> [EXCERPTED TEXT]:
....

Republican Candidates Offer Incoherent Military Solutions During Debate
Lots of bluster about the "world on fire" but very little in the way of details.


The 2015 US military budget was a little more than $600 billion, but most of the six contenders at tonight's Republican presidential debate in Charleston, SC seemed intent on tripping over each other to declare the armed forces "gutted" and offer throaty claims about how they'd project American strength through massive spending and aggressive force.
None offered any concrete details like how far they'd be willing to go in terms of "boots on the ground" or what the appropriate military response to Iran's seizure and brief detention of the 10 Navy sailors whose two ships had entered Iranian territorial waters would be. But rest assured, in any of the Republican hopefuls' administrations, there will be guaranteed "strength."
With one brief preamble and question, Fox Business Network host and debate moderator Maria Bartiromo put the ball on a tee for each of the candidates to demonstrate just how tough each of their foreign policies would be:
Sometimes it seems the world is on fire. Where and when should a president use military action to restore order?
Though each of the candidates had their moment to opine on slight variations of questions which all hinged on the premise that America is in mortal danger, the "world on fire" question was directed at New Jersey Governor Chris Christie, who replied:
Here's my warning to everybody out in the audience tonight. If you're worried about the world being on fire, you're worried about how we're going to use our military, you're worried about strengthening our military and you're worried most of all about keeping your homes and your families safe and secure, you cannot give Hillary Clinton a third term of Barack Obama's leadership.
I will not do that. If I'm the nominee, she won't get within 10 miles of the White House.
Christie added, "We need to rebuild our military, and this president has let it diminish to a point where tinpot dictators like the mullahs in Iran are taking our Navy ships."
Texas Senator Ted Cruz boasted of his vote for an amendment that would increase military spending to almost $700 billion, and declared, "If I am elected president, no service man or service woman will be forced to be on their knees, and any nation that captures our fighting men will feel the full force and fury of the United States of America."
Former Florida Governor Jeb Bush, never one for over-the-top bluster, kept his tone calm but made sure his words were sufficiently dire:
We're gutting our military, and so the Iranians and the Chinese and the Russians and many other countries look at the United States not as serious as we once were. We have to eliminate the sequester, rebuild our military in a way that makes it clear that we're back in the game.

....

> [SOURCE EXCERPT]:
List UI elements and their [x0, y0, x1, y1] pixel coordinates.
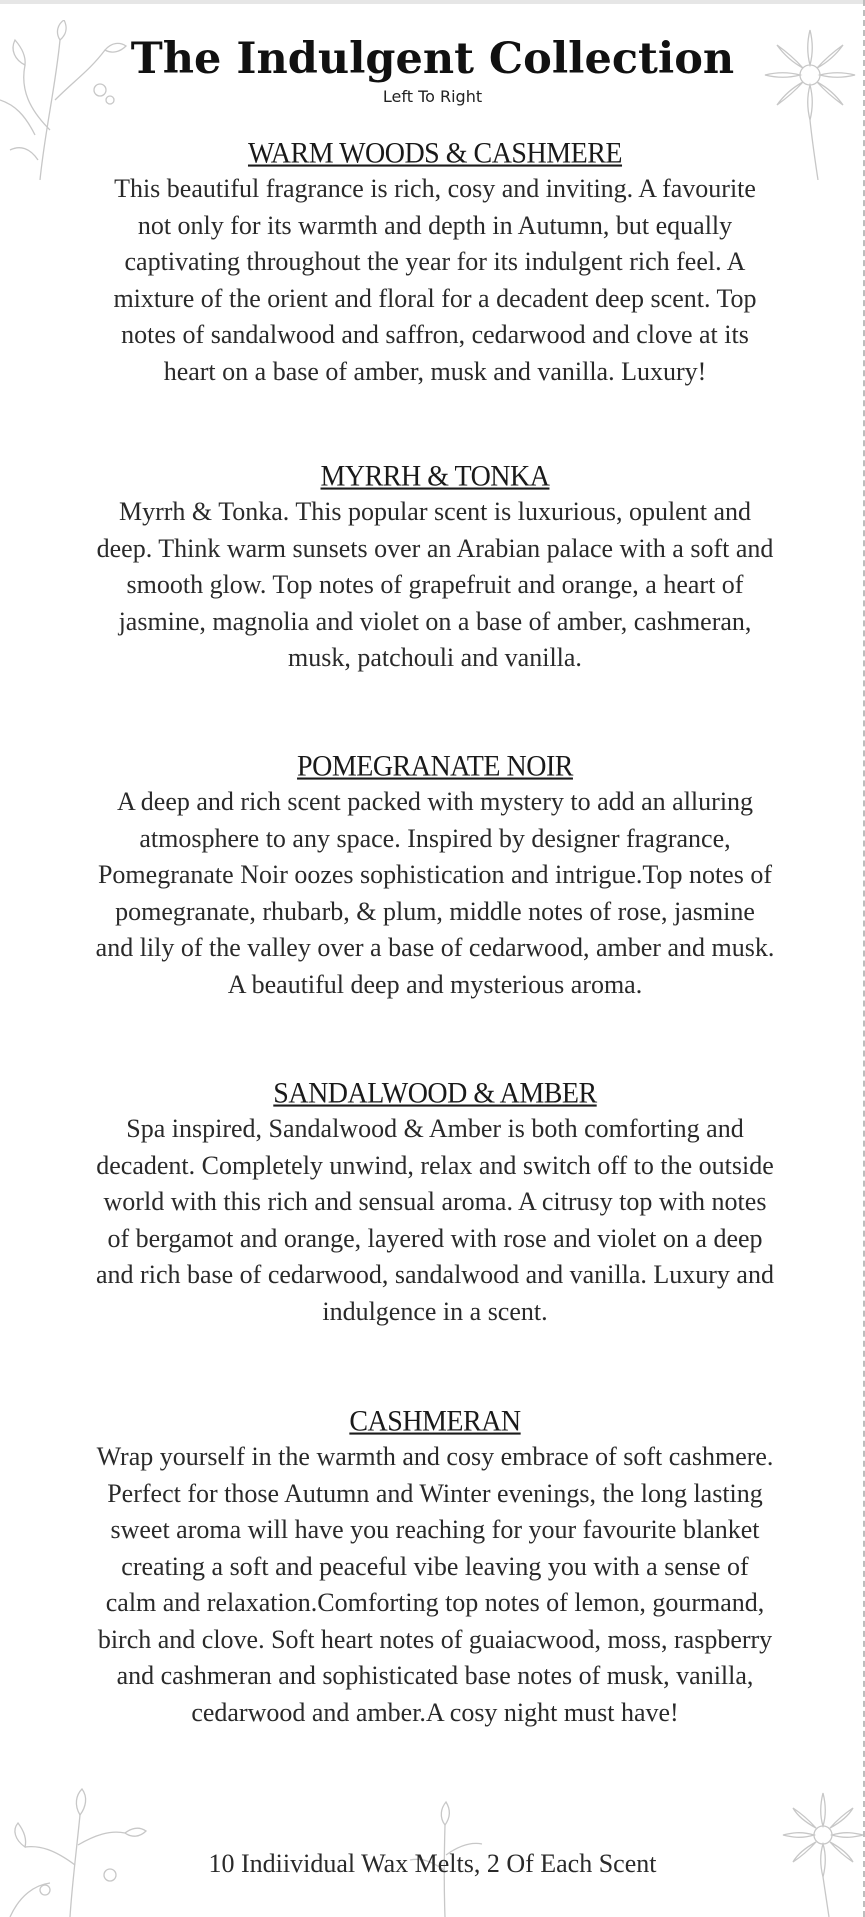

....

> [WHAT IS ASKED]:
In the debate article above, what figure did the amendment Ted Cruz voted for aim to raise military spending to?

> [WRITTEN RESPONSE]:
Almost $700 billion.